### The exercise
Using the records that follow, copy every line containing the word "average".

[Dataset records on visual material]
[BEGIN]

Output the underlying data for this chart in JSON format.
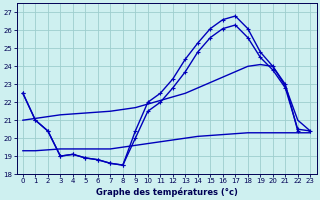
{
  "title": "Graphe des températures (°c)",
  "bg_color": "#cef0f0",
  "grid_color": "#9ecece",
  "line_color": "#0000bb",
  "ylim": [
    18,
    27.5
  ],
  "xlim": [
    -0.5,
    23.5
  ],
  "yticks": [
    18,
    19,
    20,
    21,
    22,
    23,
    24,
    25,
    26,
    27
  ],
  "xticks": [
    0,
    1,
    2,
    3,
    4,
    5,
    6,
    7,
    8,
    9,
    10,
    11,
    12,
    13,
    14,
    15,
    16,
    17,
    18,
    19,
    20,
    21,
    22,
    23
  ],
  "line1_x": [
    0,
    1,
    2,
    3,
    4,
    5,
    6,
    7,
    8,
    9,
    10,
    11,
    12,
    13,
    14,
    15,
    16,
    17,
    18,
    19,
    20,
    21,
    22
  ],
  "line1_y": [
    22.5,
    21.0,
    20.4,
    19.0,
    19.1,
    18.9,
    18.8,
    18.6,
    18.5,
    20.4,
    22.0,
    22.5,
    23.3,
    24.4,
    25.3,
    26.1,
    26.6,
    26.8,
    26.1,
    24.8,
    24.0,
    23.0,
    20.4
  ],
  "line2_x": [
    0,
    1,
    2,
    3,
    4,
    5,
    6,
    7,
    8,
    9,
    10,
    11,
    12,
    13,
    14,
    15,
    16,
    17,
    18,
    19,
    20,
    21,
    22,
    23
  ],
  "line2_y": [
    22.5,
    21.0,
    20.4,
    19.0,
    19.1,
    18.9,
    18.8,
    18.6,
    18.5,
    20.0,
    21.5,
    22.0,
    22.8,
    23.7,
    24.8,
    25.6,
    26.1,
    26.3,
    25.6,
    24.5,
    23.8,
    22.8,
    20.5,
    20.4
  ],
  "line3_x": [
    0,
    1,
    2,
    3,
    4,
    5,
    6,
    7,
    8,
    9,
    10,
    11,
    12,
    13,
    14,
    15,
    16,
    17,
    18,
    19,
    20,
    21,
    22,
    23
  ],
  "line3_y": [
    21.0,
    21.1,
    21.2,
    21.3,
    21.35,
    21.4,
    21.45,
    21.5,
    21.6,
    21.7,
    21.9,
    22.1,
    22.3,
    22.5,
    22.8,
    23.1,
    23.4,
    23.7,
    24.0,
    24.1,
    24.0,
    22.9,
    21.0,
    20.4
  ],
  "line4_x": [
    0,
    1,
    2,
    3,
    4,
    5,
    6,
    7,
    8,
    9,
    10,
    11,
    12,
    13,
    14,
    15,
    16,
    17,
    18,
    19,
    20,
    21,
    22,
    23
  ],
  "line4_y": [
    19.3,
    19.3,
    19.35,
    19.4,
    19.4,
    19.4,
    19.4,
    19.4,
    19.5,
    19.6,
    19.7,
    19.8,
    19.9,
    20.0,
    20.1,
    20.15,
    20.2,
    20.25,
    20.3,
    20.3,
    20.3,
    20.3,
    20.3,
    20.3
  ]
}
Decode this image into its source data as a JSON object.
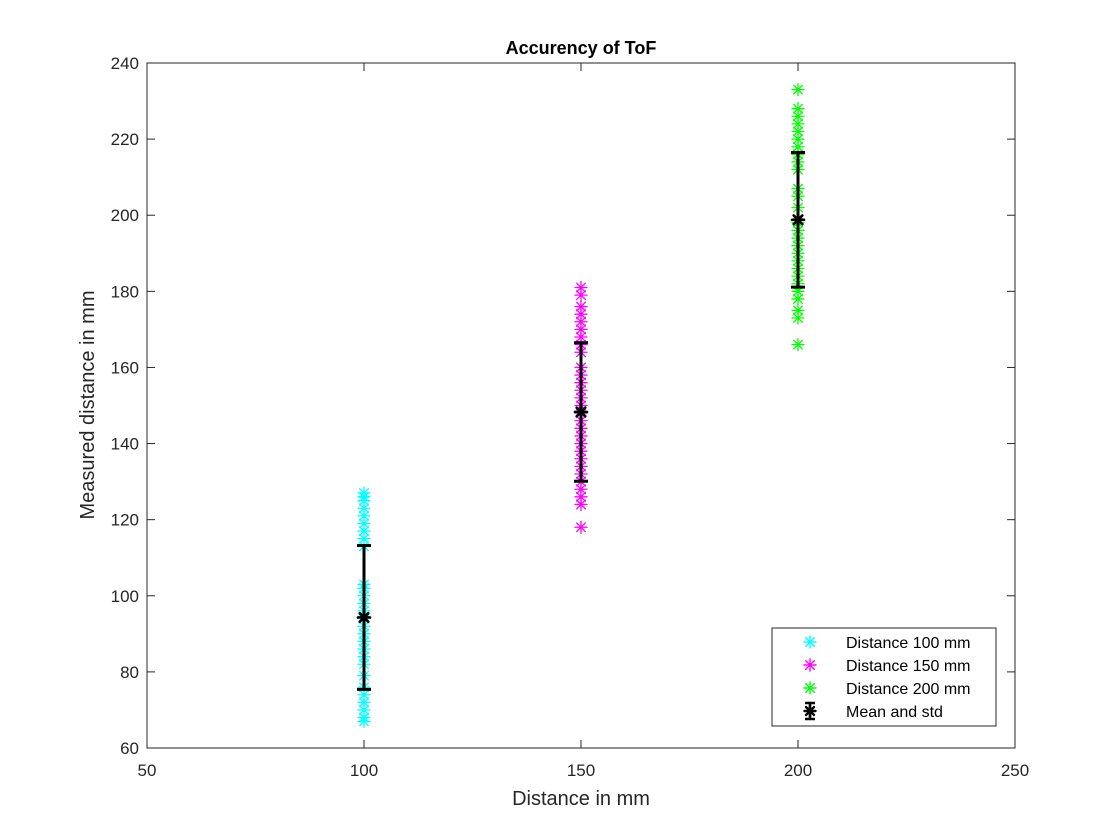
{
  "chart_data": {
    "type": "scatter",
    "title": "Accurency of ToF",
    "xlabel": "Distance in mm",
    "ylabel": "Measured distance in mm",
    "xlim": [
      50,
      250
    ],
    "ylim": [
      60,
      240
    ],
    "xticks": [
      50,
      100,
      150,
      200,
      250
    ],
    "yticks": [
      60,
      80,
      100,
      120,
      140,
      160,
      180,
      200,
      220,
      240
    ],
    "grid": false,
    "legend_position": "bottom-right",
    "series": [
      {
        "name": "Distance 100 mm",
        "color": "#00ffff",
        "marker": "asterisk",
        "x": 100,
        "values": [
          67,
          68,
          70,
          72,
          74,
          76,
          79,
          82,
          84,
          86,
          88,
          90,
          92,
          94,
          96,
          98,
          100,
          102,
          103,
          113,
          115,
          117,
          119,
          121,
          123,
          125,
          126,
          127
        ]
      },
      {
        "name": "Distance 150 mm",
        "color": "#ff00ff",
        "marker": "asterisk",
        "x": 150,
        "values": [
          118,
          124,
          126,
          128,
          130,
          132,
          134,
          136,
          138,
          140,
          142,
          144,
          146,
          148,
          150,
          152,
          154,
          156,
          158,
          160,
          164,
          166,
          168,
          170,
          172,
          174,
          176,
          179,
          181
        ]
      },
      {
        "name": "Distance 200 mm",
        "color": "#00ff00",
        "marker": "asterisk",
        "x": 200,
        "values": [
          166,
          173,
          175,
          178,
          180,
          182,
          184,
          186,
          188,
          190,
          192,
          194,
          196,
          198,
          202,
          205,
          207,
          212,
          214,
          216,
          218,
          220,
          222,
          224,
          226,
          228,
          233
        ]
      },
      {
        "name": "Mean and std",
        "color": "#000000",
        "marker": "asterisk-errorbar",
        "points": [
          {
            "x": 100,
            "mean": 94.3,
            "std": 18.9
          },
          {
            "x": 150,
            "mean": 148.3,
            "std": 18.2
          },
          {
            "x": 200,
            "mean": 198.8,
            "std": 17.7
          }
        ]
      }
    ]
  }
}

[END]
[BEGIN]

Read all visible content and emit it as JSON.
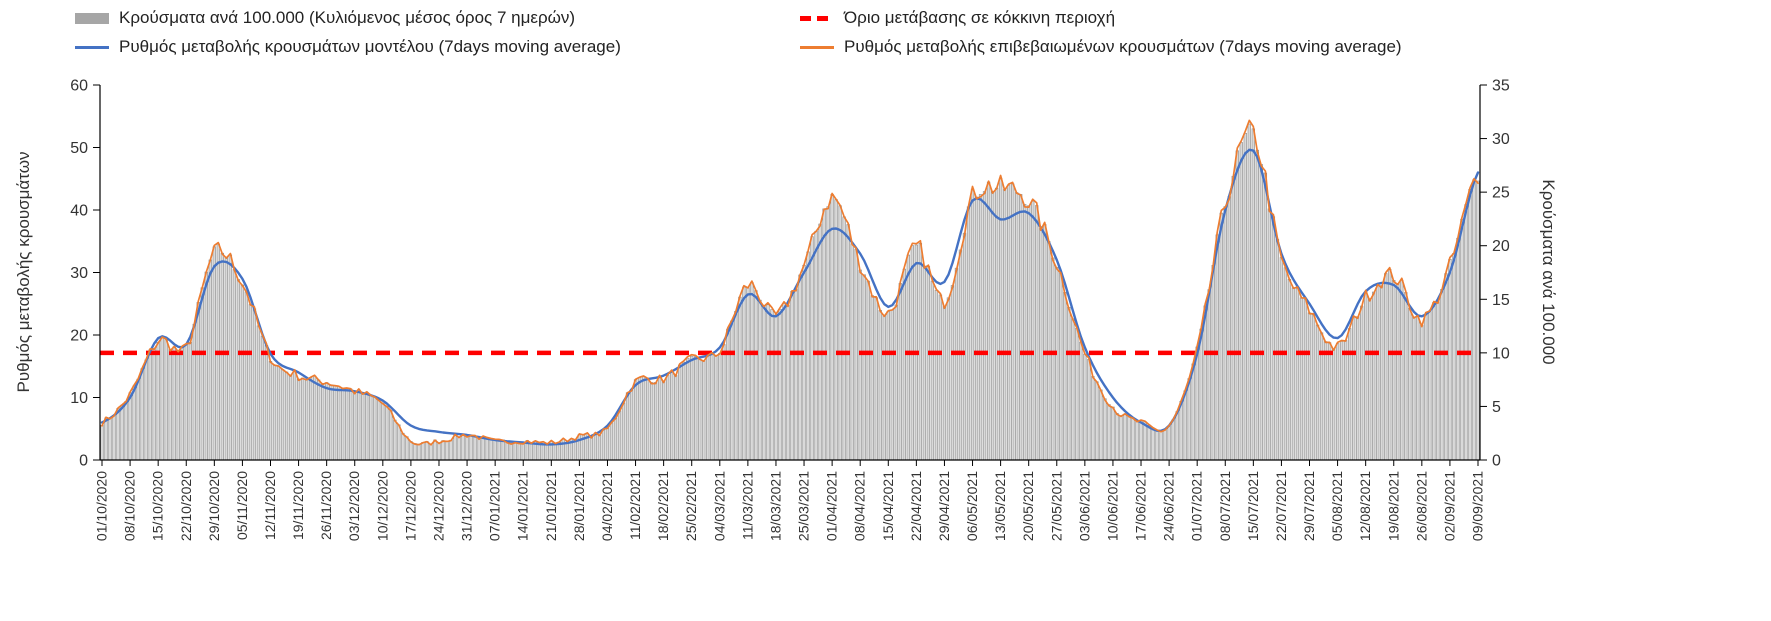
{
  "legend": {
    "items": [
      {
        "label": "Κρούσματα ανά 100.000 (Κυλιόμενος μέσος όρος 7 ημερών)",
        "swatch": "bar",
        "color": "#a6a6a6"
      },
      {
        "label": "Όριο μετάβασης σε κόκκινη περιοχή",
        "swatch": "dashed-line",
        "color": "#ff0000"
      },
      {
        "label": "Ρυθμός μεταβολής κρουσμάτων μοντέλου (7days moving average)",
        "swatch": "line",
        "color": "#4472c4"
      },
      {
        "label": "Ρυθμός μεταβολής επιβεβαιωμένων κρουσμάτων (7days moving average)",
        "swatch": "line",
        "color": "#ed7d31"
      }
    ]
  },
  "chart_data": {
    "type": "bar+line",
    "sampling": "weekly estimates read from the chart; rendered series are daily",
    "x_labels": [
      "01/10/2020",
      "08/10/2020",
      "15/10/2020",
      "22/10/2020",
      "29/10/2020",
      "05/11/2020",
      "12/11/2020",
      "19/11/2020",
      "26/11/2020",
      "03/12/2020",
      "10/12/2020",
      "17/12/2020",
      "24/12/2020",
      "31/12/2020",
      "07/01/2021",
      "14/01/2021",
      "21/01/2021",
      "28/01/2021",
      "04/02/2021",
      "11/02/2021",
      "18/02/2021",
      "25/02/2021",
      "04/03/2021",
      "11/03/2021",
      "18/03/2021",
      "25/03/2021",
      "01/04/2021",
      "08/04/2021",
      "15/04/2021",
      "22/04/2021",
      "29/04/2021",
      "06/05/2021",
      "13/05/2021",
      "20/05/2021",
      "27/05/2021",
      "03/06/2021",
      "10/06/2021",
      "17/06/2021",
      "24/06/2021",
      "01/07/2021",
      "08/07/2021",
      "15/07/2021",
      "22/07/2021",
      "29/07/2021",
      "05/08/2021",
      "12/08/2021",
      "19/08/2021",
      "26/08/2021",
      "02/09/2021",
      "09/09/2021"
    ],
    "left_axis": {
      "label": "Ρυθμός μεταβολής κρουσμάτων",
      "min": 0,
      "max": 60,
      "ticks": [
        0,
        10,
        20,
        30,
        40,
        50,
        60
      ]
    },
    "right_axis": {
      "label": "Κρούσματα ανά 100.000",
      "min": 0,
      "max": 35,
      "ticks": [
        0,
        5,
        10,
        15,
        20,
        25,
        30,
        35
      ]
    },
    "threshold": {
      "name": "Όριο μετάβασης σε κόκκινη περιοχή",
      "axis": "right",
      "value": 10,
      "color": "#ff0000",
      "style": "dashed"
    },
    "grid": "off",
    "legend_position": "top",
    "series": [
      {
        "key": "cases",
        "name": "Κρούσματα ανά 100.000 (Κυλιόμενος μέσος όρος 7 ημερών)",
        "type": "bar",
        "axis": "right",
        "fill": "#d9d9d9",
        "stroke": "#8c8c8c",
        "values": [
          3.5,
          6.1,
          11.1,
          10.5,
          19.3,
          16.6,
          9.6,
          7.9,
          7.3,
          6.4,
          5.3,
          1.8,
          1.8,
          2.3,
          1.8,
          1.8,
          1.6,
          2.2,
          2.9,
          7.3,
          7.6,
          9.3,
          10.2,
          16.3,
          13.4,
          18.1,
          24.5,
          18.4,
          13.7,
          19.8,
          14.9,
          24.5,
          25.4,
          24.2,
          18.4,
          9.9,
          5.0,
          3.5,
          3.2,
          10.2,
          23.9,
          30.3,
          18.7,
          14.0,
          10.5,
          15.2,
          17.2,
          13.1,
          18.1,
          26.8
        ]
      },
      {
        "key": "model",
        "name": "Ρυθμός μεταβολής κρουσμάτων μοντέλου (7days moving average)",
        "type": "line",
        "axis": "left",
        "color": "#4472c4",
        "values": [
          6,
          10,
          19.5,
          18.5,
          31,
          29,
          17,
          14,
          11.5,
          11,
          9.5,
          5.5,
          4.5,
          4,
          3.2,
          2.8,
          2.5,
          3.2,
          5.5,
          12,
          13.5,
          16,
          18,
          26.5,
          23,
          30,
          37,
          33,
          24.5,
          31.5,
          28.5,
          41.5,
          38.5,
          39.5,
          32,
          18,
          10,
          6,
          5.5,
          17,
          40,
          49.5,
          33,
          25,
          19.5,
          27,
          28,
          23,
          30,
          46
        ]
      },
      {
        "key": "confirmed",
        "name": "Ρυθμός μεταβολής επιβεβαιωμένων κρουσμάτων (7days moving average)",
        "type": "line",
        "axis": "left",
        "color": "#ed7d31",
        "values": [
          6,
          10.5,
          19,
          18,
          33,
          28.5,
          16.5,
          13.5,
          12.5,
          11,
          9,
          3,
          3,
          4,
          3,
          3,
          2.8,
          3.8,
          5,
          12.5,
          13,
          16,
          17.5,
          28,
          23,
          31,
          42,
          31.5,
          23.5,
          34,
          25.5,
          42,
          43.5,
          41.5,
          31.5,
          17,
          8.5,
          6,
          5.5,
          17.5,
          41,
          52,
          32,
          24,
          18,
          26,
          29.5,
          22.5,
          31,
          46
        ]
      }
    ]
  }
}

[END]

### Result for this task
        "label": "Ρυθμός μεταβολής κρουσμάτων μοντέλου (7days moving average)",
        "label": "Ρυθμός μεταβολής επιβεβαιωμένων κρουσμάτων (7days moving average)",
        "name": "Ρυθμός μεταβολής κρουσμάτων μοντέλου (7days moving average)",
        "name": "Ρυθμός μεταβολής επιβεβαιωμένων κρουσμάτων (7days moving average)",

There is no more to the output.